━━━ Text under study ━━━

Fun seekers in speed boats were quick to throw up a nervous wave on Saturday as the Maine Warden Service patrol boat sped past them on Sebago Lake.
For those boaters who were approached and checked by Warden Neal Wykes and Warden Sgt. Kyle Hladik, there was often a look of concern on their faces.
Boating and paddling bring with them inherent dangers such as the risk of drowning or being injured while in the water. The danger increases when people don’t wear a life jacket. And while boaters may think they’re prepared for a worst-case scenario, a recent ridealong with the Maine Warden Service showed that some aren’t taking the proper precautions.
Maine had 38 boating-related deaths from 2015-19, according to the National Association of Safe Boating Law Administrators. That included 28 drownings — 22 of which occurred with people who were not wearing life jackets. Ten deaths were not attributable to drowning.
In 2019 alone, Maine had 43 boating accidents resulting in 17 injuries and four deaths.
And just this summer, a fisherman who was not wearing a life jacket drowned on Roxbury Pond last week, and in June an angler on the East Branch of the Kennebec River drowned after his raft capsized. He was not wearing a life jacket.
Those numbers speak to why patrolling Sebago and other waters is serious business for game wardens, who are committed to making sure boat operators and anglers have registered their craft and are obeying safety and fishing laws.
They efficiently and quickly covered the southern and eastern part of the lake in a 25-foot rigid hull inflatable built by Safe Boats International that features twin 250-horsepower supercharged Mercury Verado outboards.

━━━ Material provided ━━━

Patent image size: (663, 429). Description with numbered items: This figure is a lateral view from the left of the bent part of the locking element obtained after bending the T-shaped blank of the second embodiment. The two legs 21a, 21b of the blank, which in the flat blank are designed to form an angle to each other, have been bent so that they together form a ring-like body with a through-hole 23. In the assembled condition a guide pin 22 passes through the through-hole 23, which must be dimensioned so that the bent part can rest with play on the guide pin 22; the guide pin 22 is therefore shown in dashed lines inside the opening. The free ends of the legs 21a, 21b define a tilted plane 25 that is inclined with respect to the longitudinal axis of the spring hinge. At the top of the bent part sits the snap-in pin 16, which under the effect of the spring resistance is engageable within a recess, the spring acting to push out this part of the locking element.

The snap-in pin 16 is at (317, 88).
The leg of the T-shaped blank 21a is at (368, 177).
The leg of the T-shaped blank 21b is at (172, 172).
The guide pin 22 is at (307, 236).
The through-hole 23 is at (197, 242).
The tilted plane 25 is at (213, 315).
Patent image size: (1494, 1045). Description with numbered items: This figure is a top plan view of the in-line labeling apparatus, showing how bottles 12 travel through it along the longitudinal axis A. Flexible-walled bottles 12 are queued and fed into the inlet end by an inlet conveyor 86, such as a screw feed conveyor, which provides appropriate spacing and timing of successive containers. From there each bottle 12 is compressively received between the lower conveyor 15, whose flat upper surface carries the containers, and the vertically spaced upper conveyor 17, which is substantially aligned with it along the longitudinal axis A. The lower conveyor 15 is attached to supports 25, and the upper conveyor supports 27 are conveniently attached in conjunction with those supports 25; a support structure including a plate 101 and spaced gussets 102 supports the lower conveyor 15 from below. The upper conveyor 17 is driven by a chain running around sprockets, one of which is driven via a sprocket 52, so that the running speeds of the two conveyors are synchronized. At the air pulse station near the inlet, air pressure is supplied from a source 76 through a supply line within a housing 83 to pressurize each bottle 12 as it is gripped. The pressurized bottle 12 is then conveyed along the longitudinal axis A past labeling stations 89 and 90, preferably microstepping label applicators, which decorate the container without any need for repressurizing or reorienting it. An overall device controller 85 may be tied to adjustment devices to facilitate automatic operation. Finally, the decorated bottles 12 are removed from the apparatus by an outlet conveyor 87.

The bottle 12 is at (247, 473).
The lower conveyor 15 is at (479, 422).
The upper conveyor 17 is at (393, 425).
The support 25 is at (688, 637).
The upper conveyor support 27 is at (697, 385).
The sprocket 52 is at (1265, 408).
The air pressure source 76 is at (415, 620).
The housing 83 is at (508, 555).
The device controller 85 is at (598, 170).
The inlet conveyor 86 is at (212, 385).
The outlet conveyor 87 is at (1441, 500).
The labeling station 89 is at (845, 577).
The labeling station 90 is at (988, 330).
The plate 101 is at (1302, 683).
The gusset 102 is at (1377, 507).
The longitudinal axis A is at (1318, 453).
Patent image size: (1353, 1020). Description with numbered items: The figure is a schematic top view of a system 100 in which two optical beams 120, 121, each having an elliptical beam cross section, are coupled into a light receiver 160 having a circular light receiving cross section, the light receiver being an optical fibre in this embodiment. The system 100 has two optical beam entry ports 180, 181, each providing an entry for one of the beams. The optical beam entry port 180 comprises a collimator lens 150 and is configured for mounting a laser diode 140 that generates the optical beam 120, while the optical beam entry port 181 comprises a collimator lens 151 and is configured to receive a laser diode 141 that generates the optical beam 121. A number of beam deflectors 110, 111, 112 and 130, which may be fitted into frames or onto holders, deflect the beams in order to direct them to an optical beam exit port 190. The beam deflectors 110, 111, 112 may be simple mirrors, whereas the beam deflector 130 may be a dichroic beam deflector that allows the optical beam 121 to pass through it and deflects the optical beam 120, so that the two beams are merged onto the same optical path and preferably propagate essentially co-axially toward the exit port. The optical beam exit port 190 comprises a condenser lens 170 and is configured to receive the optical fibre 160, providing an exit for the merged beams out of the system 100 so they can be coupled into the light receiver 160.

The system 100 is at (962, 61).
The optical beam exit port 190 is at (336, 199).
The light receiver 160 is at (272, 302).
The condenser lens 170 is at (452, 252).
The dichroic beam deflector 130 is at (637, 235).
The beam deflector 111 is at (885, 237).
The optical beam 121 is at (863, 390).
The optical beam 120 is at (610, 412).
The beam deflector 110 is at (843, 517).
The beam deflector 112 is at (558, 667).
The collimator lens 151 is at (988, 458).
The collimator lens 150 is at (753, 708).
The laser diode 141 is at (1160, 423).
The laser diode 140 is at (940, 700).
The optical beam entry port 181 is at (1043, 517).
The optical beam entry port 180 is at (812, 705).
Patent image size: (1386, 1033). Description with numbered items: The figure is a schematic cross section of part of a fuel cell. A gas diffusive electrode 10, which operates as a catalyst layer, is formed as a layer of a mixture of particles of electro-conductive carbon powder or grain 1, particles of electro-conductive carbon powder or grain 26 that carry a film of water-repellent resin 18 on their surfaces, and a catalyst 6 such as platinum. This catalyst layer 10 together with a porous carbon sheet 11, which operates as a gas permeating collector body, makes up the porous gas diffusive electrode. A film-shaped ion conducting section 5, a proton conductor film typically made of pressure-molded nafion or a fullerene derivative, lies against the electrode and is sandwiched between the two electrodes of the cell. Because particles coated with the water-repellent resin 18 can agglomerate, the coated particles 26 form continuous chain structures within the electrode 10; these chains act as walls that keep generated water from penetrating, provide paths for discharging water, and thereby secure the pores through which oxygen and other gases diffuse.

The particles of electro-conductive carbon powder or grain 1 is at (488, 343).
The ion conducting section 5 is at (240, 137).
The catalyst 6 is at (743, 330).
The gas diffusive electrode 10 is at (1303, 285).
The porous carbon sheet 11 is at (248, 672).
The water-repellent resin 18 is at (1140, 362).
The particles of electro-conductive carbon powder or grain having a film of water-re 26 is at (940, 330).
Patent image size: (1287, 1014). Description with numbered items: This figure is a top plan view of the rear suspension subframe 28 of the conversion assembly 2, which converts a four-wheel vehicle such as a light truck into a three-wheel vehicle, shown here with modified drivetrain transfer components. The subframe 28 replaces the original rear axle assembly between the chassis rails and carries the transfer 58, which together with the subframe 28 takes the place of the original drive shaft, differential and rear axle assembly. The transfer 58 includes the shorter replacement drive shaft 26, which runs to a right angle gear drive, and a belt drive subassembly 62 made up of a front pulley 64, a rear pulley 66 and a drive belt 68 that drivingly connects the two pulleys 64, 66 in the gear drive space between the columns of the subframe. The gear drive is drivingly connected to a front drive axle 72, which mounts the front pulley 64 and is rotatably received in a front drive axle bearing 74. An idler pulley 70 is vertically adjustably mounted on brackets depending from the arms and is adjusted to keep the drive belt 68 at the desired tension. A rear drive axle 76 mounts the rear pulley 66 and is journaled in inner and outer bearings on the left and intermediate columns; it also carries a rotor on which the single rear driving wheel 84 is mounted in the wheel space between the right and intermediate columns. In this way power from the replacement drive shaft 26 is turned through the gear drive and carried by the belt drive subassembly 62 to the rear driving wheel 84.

━━━

What is needed:
Pick up the piece on Maine game wardens patrolling Sebago Lake and continue it from its last sentence.

Response to this task:
It didn’t take long before the wardens stopped a handful of boats that were not displaying an up-to-date registration sticker — or even a boat number — as required by state law.
One group of five people, cruising in a boat borrowed from a family member, quickly provided proof that the craft was registered. They also produced the required number of personal flotation devices, a fire extinguisher and proved the boat had a working horn.
However, after the occupants pulled the life jackets from a storage space in the stern, Wykes gave them some practical —and potentially life-saving — advice.
“People store their life jackets in the engine compartment, not thinking that if there’s a fire, they’re going to have to get off the boat and they’re not going to be able to get to the life jackets,” said Wykes, who is Maine’s longest tenured warden with 41 years of service.
He summed up his summer duties — which include monitoring boating, fishing and other activities in five southern Maine towns — simply: “Basically, it’s trying to teach common sense to people who don’t have it.”
The focus during Saturday’s warden patrol on Sebago was ensuring compliance with boating laws and sharing information about rules and safe operation.
The wardens have seen what happens when proper preparation and care are not taken.
“Things can go wrong pretty quick: you fall out of the boat and you can’t get to a life jacket in time to throw it to someone,” said Hladik who, as a member of the Maine Warden Service Dive Team, has recovered bodies of people who died in the water.
“We see, from the front row, situations end in tragedy, and we believe that we can help prevent some of those things from happening in the future and that’s what we want to do,” he said.
The wardens were unapologetic about the need to crack down on individuals who appear to be deliberately breaking the law or disregarding safe boating practices.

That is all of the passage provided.